Express the entries running from the line containing "Detect and localize" through the line containing "avatar-sketch-image bbox=[50, 268, 220, 460]" as a two-column CSV headed instruction and response, with one row per entry. Put each field in quotation marks and replace line breaks with spaces.

**Records for the task**

## start

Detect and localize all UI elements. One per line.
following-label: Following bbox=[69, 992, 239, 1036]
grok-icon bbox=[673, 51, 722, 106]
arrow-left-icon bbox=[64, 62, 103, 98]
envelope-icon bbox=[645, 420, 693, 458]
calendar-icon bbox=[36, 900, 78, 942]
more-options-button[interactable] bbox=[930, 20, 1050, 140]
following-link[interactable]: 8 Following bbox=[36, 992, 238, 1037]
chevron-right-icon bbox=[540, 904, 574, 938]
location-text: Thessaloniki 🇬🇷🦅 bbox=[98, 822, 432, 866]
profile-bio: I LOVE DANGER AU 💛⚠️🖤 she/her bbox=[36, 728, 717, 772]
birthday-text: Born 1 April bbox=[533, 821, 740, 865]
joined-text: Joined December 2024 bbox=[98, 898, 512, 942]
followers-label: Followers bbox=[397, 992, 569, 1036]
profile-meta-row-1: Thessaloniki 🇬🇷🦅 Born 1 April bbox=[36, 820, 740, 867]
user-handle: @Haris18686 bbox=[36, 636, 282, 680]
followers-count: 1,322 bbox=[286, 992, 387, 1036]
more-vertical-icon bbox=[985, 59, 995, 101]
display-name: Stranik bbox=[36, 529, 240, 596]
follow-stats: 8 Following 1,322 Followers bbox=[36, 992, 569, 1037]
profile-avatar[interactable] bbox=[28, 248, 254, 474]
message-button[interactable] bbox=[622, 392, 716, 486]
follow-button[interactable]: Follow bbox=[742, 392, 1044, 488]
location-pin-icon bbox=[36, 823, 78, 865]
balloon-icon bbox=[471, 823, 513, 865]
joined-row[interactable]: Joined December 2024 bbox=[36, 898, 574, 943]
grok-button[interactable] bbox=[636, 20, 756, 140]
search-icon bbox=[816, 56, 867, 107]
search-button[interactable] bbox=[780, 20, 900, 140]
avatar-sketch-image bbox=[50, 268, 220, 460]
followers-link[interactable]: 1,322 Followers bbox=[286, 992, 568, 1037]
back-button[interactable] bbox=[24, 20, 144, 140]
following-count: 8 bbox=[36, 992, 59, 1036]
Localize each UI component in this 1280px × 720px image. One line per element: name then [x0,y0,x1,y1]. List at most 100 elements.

## end
## start

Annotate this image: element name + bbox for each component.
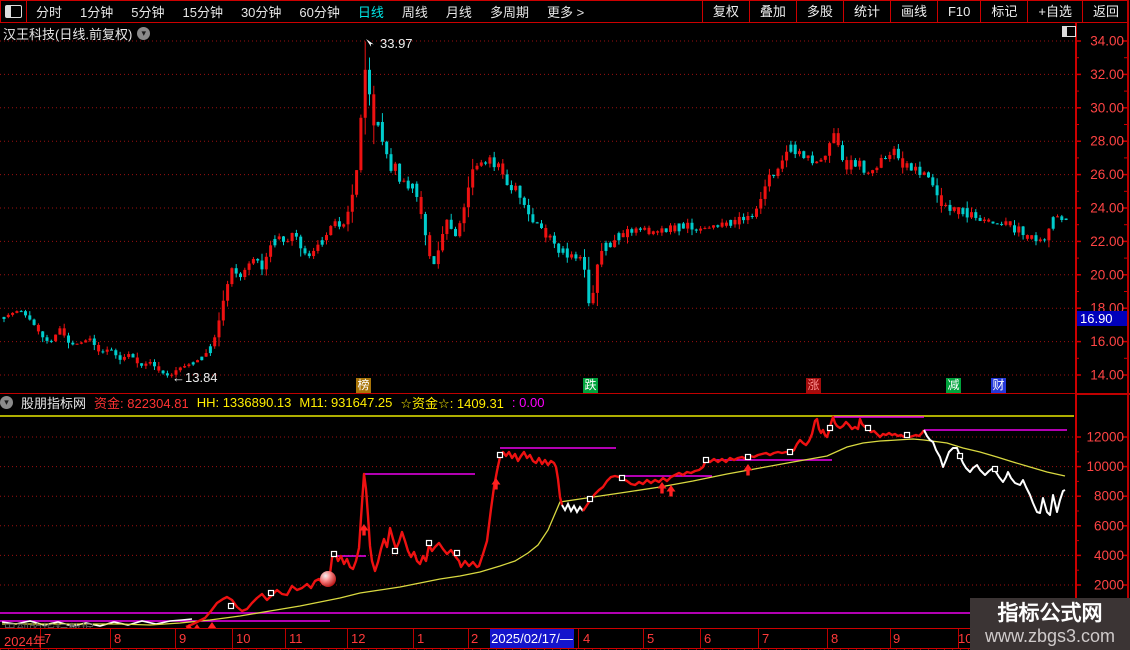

## end

**Final result**
instruction,response
"Detect and localize all UI elements. One per line.","following-label: Following bbox=[69, 992, 239, 1036] grok-icon bbox=[673, 51, 722, 106] arrow-left-icon bbox=[64, 62, 103, 98] envelope-icon bbox=[645, 420, 693, 458] calendar-icon bbox=[36, 900, 78, 942] more-options-button[interactable] bbox=[930, 20, 1050, 140] following-link[interactable]: 8 Following bbox=[36, 992, 238, 1037] chevron-right-icon bbox=[540, 904, 574, 938] location-text: Thessaloniki 🇬🇷🦅 bbox=[98, 822, 432, 866] profile-bio: I LOVE DANGER AU 💛⚠️🖤 she/her bbox=[36, 728, 717, 772] birthday-text: Born 1 April bbox=[533, 821, 740, 865] joined-text: Joined December 2024 bbox=[98, 898, 512, 942] followers-label: Followers bbox=[397, 992, 569, 1036] profile-meta-row-1: Thessaloniki 🇬🇷🦅 Born 1 April bbox=[36, 820, 740, 867] user-handle: @Haris18686 bbox=[36, 636, 282, 680] followers-count: 1,322 bbox=[286, 992, 387, 1036] more-vertical-icon bbox=[985, 59, 995, 101] display-name: Stranik bbox=[36, 529, 240, 596] follow-stats: 8 Following 1,322 Followers bbox=[36, 992, 569, 1037] profile-avatar[interactable] bbox=[28, 248, 254, 474] message-button[interactable] bbox=[622, 392, 716, 486] follow-button[interactable]: Follow bbox=[742, 392, 1044, 488] location-pin-icon bbox=[36, 823, 78, 865] balloon-icon bbox=[471, 823, 513, 865] joined-row[interactable]: Joined December 2024 bbox=[36, 898, 574, 943] grok-button[interactable] bbox=[636, 20, 756, 140] search-icon bbox=[816, 56, 867, 107] search-button[interactable] bbox=[780, 20, 900, 140] avatar-sketch-image bbox=[50, 268, 220, 460]"